Recorded data:
═══
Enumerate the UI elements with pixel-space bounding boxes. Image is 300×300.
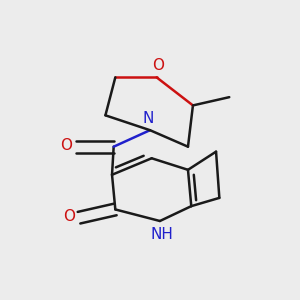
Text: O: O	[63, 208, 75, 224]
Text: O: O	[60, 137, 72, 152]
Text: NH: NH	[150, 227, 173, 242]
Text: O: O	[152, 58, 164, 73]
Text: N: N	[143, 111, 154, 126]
═══
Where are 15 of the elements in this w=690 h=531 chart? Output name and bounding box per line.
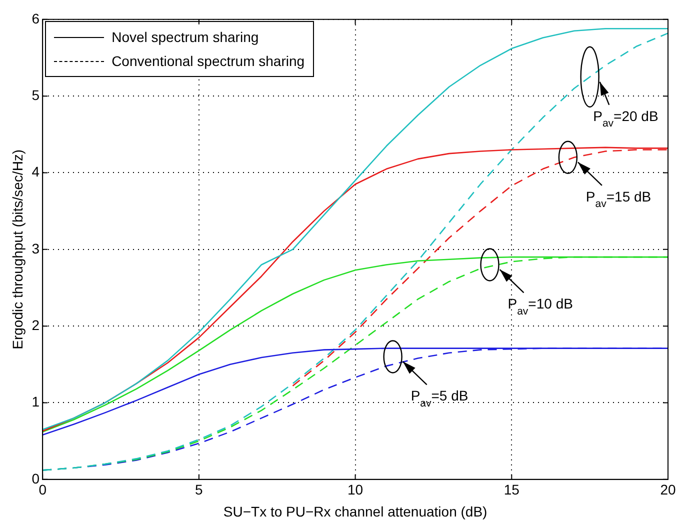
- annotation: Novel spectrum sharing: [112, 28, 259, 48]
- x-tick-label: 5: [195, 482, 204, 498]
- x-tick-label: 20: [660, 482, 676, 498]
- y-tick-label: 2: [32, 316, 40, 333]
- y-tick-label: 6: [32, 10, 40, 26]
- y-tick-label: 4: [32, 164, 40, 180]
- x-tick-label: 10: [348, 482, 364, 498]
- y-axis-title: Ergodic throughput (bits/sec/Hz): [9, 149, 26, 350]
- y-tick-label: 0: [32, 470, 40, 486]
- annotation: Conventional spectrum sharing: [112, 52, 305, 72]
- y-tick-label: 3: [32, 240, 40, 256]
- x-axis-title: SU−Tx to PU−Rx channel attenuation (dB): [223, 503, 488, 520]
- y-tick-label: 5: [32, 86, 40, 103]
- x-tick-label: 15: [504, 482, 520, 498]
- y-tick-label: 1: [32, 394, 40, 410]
═══
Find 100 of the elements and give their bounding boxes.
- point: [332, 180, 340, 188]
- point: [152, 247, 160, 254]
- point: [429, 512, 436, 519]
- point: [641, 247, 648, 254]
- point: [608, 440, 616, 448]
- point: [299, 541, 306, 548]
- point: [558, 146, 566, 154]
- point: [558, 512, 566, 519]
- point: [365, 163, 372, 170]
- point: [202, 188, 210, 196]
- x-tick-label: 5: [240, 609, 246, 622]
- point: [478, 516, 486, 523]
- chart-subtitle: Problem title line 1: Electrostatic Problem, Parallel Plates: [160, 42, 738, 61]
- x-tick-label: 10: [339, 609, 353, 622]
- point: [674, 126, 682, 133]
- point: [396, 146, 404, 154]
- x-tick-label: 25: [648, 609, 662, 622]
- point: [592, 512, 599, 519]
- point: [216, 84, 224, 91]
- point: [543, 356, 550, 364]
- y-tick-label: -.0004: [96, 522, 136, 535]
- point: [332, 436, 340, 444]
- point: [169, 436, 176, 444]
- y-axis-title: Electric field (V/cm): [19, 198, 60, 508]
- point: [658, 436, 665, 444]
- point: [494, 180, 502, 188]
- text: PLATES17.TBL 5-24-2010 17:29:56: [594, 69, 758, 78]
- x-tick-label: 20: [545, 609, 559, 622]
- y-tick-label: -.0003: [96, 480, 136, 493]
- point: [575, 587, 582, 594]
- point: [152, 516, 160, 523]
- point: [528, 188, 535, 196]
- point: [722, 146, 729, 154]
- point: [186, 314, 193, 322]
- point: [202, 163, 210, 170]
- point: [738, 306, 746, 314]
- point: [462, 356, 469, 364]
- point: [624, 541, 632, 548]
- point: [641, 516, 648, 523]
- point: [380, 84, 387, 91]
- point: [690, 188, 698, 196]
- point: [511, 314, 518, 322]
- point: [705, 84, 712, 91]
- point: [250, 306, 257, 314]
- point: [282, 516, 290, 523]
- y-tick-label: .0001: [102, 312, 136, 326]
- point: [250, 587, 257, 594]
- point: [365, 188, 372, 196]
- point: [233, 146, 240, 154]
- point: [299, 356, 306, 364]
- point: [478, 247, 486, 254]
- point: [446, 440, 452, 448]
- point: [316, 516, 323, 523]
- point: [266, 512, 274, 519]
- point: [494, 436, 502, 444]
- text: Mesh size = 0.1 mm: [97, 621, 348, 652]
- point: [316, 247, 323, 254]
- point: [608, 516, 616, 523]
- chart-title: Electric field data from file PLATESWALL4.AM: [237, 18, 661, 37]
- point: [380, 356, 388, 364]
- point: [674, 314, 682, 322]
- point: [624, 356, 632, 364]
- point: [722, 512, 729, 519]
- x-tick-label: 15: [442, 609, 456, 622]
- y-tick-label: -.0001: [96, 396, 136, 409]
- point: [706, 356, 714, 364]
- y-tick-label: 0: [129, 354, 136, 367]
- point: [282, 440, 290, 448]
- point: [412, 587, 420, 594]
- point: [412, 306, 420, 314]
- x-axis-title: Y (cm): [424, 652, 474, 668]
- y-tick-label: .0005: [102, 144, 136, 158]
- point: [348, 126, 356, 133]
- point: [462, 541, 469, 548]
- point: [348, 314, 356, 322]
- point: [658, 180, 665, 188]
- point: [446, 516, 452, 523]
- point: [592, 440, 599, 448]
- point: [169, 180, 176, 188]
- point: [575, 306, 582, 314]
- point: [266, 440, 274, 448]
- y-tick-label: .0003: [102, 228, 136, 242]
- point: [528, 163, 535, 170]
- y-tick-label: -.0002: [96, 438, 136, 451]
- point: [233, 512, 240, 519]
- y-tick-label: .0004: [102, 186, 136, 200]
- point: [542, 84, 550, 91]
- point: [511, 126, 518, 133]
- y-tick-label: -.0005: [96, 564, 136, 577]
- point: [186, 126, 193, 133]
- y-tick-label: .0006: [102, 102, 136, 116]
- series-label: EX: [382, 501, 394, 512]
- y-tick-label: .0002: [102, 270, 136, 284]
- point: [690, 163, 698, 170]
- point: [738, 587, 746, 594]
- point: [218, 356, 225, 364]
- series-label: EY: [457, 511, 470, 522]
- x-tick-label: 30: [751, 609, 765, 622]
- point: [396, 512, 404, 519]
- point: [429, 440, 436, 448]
═══
→ SET TASK: Rescale the material from the line with "Enumerate the UI" up to and including the line with "111, 154, 126]". Write those lines out again with the requests but without the pictures, multiplying every box coordinate in the answers by 0.3 and rounding to whole numbers, halves up, while leaving the numbers in the requests as they are.

→ PROBLEM SOLUTION:
Enumerate the UI elements with pixel-space bounding boxes. Image is 300×300.
Text: O: O	[19, 62, 23, 67]
Text: O: O	[18, 41, 22, 46]
Text: NH: NH	[45, 68, 52, 73]
Text: O: O	[46, 17, 49, 22]
Text: N: N	[43, 33, 46, 38]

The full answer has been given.